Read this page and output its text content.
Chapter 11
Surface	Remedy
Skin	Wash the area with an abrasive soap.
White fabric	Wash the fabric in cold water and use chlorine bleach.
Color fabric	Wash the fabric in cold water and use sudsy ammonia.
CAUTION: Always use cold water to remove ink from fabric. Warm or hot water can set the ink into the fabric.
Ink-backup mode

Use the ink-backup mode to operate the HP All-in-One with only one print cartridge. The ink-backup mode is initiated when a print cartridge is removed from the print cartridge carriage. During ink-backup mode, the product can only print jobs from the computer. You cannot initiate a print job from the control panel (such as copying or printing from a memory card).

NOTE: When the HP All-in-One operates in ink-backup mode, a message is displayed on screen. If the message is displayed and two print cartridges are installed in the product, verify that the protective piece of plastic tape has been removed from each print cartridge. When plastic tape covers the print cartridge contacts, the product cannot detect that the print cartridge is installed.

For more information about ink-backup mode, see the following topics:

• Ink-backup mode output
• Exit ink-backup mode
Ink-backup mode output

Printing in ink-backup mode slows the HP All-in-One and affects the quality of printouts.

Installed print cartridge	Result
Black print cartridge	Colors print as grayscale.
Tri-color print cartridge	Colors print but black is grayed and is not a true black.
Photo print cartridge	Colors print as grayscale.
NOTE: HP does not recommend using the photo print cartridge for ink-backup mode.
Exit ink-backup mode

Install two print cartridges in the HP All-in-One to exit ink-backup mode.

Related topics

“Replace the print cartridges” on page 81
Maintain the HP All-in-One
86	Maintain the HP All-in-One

::::::::::

## [THE PROBLEM]
From the preceding material, extract every line exactly.

## [EXPECTED OUTPUT]
Read this page and output its text content.
Chapter 11
Surface	Remedy
Skin	Wash the area with an abrasive soap.
White fabric	Wash the fabric in cold water and use chlorine bleach.
Color fabric	Wash the fabric in cold water and use sudsy ammonia.
CAUTION: Always use cold water to remove ink from fabric. Warm or hot water can set the ink into the fabric.
Ink-backup mode

Use the ink-backup mode to operate the HP All-in-One with only one print cartridge. The ink-backup mode is initiated when a print cartridge is removed from the print cartridge carriage. During ink-backup mode, the product can only print jobs from the computer. You cannot initiate a print job from the control panel (such as copying or printing from a memory card).

NOTE: When the HP All-in-One operates in ink-backup mode, a message is displayed on screen. If the message is displayed and two print cartridges are installed in the product, verify that the protective piece of plastic tape has been removed from each print cartridge. When plastic tape covers the print cartridge contacts, the product cannot detect that the print cartridge is installed.

For more information about ink-backup mode, see the following topics:

• Ink-backup mode output
• Exit ink-backup mode
Ink-backup mode output

Printing in ink-backup mode slows the HP All-in-One and affects the quality of printouts.

Installed print cartridge	Result
Black print cartridge	Colors print as grayscale.
Tri-color print cartridge	Colors print but black is grayed and is not a true black.
Photo print cartridge	Colors print as grayscale.
NOTE: HP does not recommend using the photo print cartridge for ink-backup mode.
Exit ink-backup mode

Install two print cartridges in the HP All-in-One to exit ink-backup mode.

Related topics

“Replace the print cartridges” on page 81
Maintain the HP All-in-One
86	Maintain the HP All-in-One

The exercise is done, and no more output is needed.